* INSTRUCTIONS FOR THE TASK: What lines below mention the word "patients"? Copy each one.

Top of DATA PROVIDED

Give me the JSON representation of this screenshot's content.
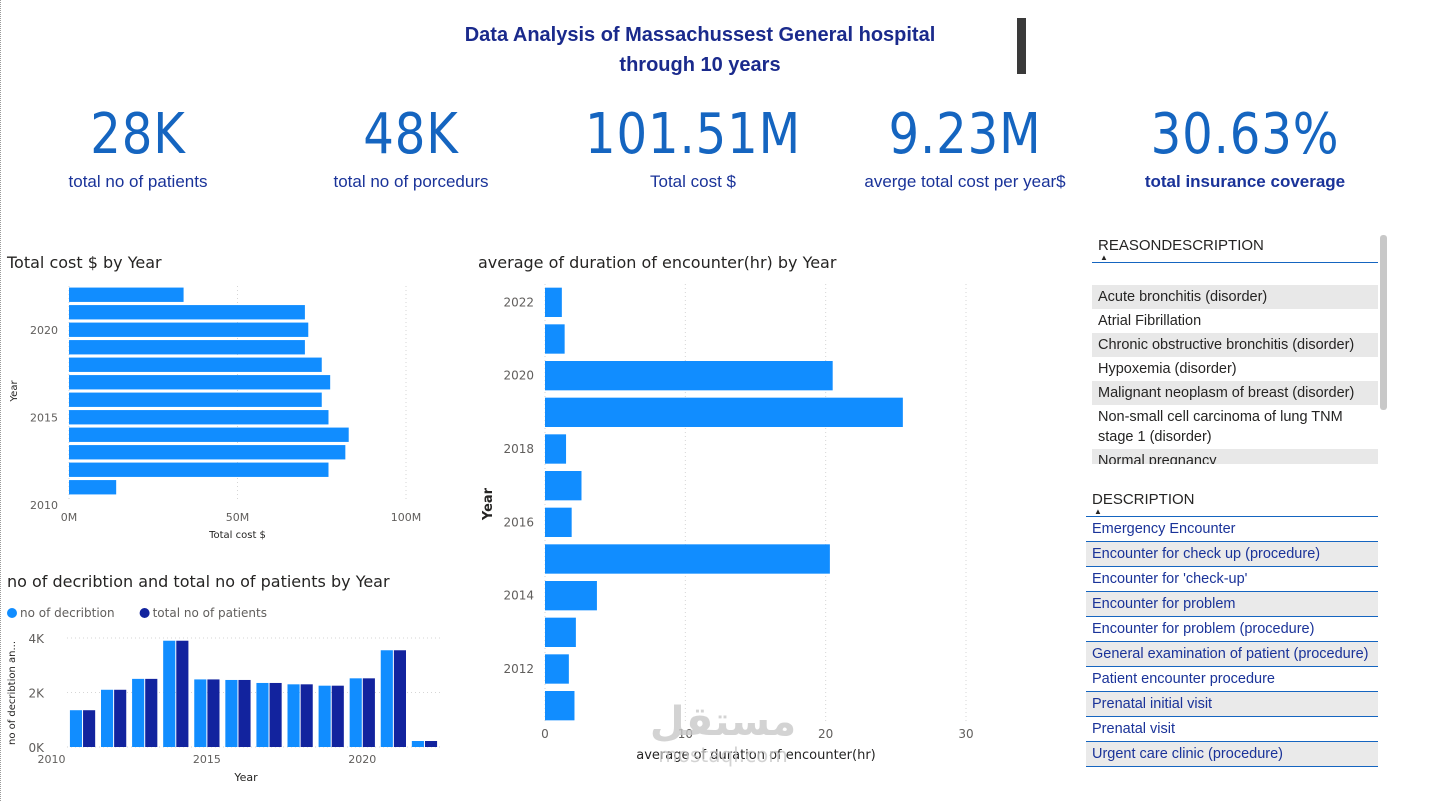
{
  "header": {
    "title_line1": "Data Analysis of Massachussest  General hospital",
    "title_line2": "through 10 years"
  },
  "kpis": [
    {
      "value": "28K",
      "label": "total no of patients"
    },
    {
      "value": "48K",
      "label": "total no of porcedurs"
    },
    {
      "value": "101.51M",
      "label": "Total cost $"
    },
    {
      "value": "9.23M",
      "label": "averge total cost per year$"
    },
    {
      "value": "30.63%",
      "label": "total insurance coverage"
    }
  ],
  "reason_slicer": {
    "header": "REASONDESCRIPTION",
    "items": [
      "Acute bronchitis (disorder)",
      "Atrial Fibrillation",
      "Chronic obstructive bronchitis (disorder)",
      "Hypoxemia (disorder)",
      "Malignant neoplasm of breast (disorder)",
      "Non-small cell carcinoma of lung TNM stage 1 (disorder)",
      "Normal pregnancy"
    ]
  },
  "description_slicer": {
    "header": "DESCRIPTION",
    "items": [
      "Emergency Encounter",
      "Encounter for check up (procedure)",
      "Encounter for 'check-up'",
      "Encounter for problem",
      "Encounter for problem (procedure)",
      "General examination of patient (procedure)",
      "Patient encounter procedure",
      "Prenatal initial visit",
      "Prenatal visit",
      "Urgent care clinic (procedure)"
    ]
  },
  "watermark": {
    "arabic": "مستقل",
    "latin": "mostaql.com"
  },
  "chart_data": [
    {
      "type": "bar",
      "orientation": "horizontal",
      "title": "Total cost $ by Year",
      "xlabel": "Total cost $",
      "ylabel": "Year",
      "categories": [
        2022,
        2021,
        2020,
        2019,
        2018,
        2017,
        2016,
        2015,
        2014,
        2013,
        2012,
        2011
      ],
      "values": [
        34,
        70,
        71,
        70,
        75,
        77.5,
        75,
        77,
        83,
        82,
        77,
        14
      ],
      "xlim": [
        0,
        100
      ],
      "x_ticks": [
        "0M",
        "50M",
        "100M"
      ],
      "y_ticks": [
        "2020",
        "2015",
        "2010"
      ],
      "grid": true
    },
    {
      "type": "bar",
      "orientation": "horizontal",
      "title": "average of duration of encounter(hr) by Year",
      "xlabel": "average of duration of encounter(hr)",
      "ylabel": "Year",
      "categories": [
        2022,
        2021,
        2020,
        2019,
        2018,
        2017,
        2016,
        2015,
        2014,
        2013,
        2012,
        2011
      ],
      "values": [
        1.2,
        1.4,
        20.5,
        25.5,
        1.5,
        2.6,
        1.9,
        20.3,
        3.7,
        2.2,
        1.7,
        2.1
      ],
      "xlim": [
        0,
        30
      ],
      "x_ticks": [
        "0",
        "10",
        "20",
        "30"
      ],
      "y_ticks": [
        "2022",
        "2020",
        "2018",
        "2016",
        "2014",
        "2012"
      ],
      "grid": true
    },
    {
      "type": "bar",
      "orientation": "vertical",
      "title": "no of decribtion and total no of patients by Year",
      "xlabel": "Year",
      "ylabel": "no of decribtion an...",
      "categories": [
        2011,
        2012,
        2013,
        2014,
        2015,
        2016,
        2017,
        2018,
        2019,
        2020,
        2021,
        2022
      ],
      "series": [
        {
          "name": "no of decribtion",
          "color": "#118dff",
          "values": [
            1350,
            2100,
            2500,
            3900,
            2480,
            2460,
            2350,
            2300,
            2250,
            2520,
            3550,
            220
          ]
        },
        {
          "name": "total no of patients",
          "color": "#12239e",
          "values": [
            1350,
            2100,
            2500,
            3900,
            2480,
            2460,
            2350,
            2300,
            2250,
            2520,
            3550,
            220
          ]
        }
      ],
      "ylim": [
        0,
        4000
      ],
      "y_ticks": [
        "0K",
        "2K",
        "4K"
      ],
      "x_ticks": [
        "2010",
        "2015",
        "2020"
      ],
      "legend": "top-left",
      "grid": true
    }
  ]
}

Bottom of DATA PROVIDED

* SOLUTION TO THIS TASK:
      "label": "total no of patients"
      "title": "no of decribtion and total no of patients by Year",
          "name": "total no of patients",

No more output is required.